═══ Data supplied

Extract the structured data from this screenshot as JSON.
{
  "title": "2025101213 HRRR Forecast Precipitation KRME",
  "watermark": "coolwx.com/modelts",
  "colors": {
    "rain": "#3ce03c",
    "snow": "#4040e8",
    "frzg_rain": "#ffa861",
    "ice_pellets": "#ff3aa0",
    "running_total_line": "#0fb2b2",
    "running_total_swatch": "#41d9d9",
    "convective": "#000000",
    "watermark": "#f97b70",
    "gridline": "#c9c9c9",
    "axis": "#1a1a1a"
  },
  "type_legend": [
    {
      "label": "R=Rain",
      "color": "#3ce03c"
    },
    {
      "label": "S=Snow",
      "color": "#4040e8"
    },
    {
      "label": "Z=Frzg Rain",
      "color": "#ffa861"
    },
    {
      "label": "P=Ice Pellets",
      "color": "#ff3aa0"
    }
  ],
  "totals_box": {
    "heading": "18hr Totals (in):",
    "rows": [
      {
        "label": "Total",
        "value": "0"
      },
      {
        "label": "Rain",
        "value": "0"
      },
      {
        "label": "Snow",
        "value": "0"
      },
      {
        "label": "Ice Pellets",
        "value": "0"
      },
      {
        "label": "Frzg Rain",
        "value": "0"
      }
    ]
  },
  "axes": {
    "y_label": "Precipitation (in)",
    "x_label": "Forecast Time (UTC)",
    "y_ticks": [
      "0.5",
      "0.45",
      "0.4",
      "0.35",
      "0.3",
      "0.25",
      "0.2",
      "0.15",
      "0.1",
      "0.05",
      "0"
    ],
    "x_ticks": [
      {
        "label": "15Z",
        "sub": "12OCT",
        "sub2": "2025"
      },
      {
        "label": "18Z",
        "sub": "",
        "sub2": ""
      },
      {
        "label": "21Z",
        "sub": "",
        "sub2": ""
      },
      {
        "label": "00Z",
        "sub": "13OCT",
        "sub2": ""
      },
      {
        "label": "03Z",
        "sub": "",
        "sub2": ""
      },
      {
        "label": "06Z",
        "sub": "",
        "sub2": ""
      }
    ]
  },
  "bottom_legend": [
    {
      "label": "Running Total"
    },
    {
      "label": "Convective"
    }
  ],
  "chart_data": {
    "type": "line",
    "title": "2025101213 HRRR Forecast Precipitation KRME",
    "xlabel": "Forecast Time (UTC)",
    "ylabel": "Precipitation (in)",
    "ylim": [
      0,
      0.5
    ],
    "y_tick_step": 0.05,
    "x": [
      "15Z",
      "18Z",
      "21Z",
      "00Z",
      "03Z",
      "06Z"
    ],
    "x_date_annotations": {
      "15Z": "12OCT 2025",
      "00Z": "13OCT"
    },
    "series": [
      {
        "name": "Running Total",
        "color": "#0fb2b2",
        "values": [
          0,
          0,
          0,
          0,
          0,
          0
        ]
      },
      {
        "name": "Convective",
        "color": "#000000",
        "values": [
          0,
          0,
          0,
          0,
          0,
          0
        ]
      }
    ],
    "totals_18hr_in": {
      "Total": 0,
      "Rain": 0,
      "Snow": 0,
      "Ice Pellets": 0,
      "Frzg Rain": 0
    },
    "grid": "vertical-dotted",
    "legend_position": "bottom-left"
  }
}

══════

▶ **Exercise task**
Locate the lines above that contain "Precipitation" and copy them.

▶ **The response**
  "title": "2025101213 HRRR Forecast Precipitation KRME",
    "y_label": "Precipitation (in)",
    "title": "2025101213 HRRR Forecast Precipitation KRME",
    "ylabel": "Precipitation (in)",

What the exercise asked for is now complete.